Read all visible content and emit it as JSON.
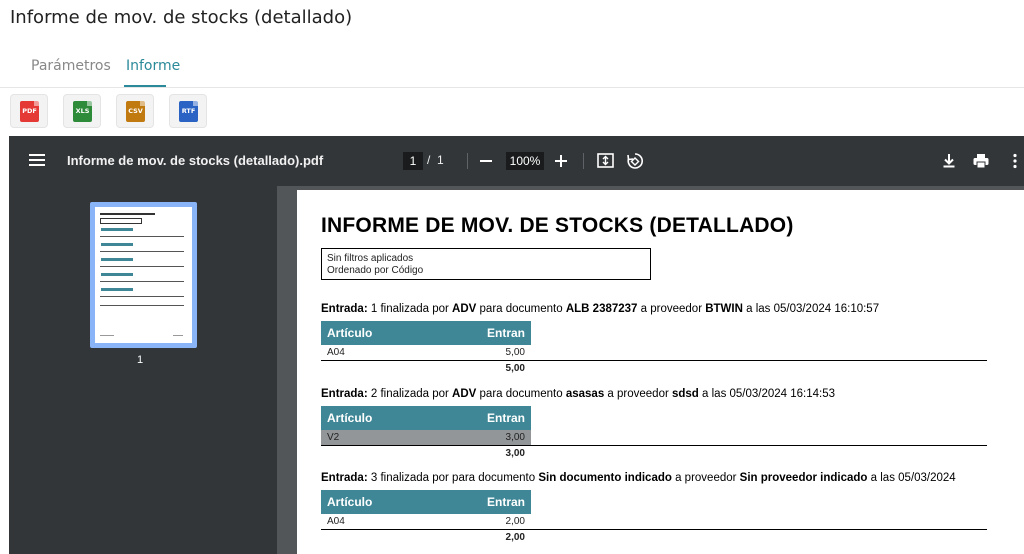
{
  "page": {
    "title": "Informe de mov. de stocks (detallado)"
  },
  "tabs": [
    {
      "label": "Parámetros"
    },
    {
      "label": "Informe"
    }
  ],
  "exports": [
    {
      "label": "PDF",
      "color": "#e53935"
    },
    {
      "label": "XLS",
      "color": "#2e8b3a"
    },
    {
      "label": "CSV",
      "color": "#c07a10"
    },
    {
      "label": "RTF",
      "color": "#2a63c4"
    }
  ],
  "viewer": {
    "file_name": "Informe de mov. de stocks (detallado).pdf",
    "page_current": "1",
    "page_separator": "/",
    "page_total": "1",
    "zoom": "100%",
    "thumbnail_label": "1"
  },
  "report": {
    "title": "INFORME DE MOV. DE STOCKS (DETALLADO)",
    "filters_line1": "Sin filtros aplicados",
    "filters_line2": "Ordenado por Código",
    "col_article": "Artículo",
    "col_in": "Entran",
    "entries": [
      {
        "label": "Entrada:",
        "text1": " 1 finalizada por ",
        "user": "ADV",
        "text2": " para documento ",
        "document": "ALB 2387237",
        "text3": " a proveedor ",
        "supplier": "BTWIN",
        "text4": " a las 05/03/2024 16:10:57",
        "rows": [
          {
            "article": "A04",
            "qty": "5,00"
          }
        ],
        "total": "5,00"
      },
      {
        "label": "Entrada:",
        "text1": " 2 finalizada por ",
        "user": "ADV",
        "text2": " para documento ",
        "document": "asasas",
        "text3": " a proveedor ",
        "supplier": "sdsd",
        "text4": " a las 05/03/2024 16:14:53",
        "rows": [
          {
            "article": "V2",
            "qty": "3,00"
          }
        ],
        "total": "3,00"
      },
      {
        "label": "Entrada:",
        "text1": " 3 finalizada por para documento ",
        "user": "",
        "text2": "",
        "document": "Sin documento indicado",
        "text3": " a proveedor ",
        "supplier": "Sin proveedor indicado",
        "text4": " a las 05/03/2024",
        "rows": [
          {
            "article": "A04",
            "qty": "2,00"
          }
        ],
        "total": "2,00"
      }
    ]
  }
}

> _STATED PROBLEM_
Locate all lines in the listing above with the word "finalizada". Copy them.

> _TASK RESULT_
        "text1": " 1 finalizada por ",
        "text1": " 2 finalizada por ",
        "text1": " 3 finalizada por para documento ",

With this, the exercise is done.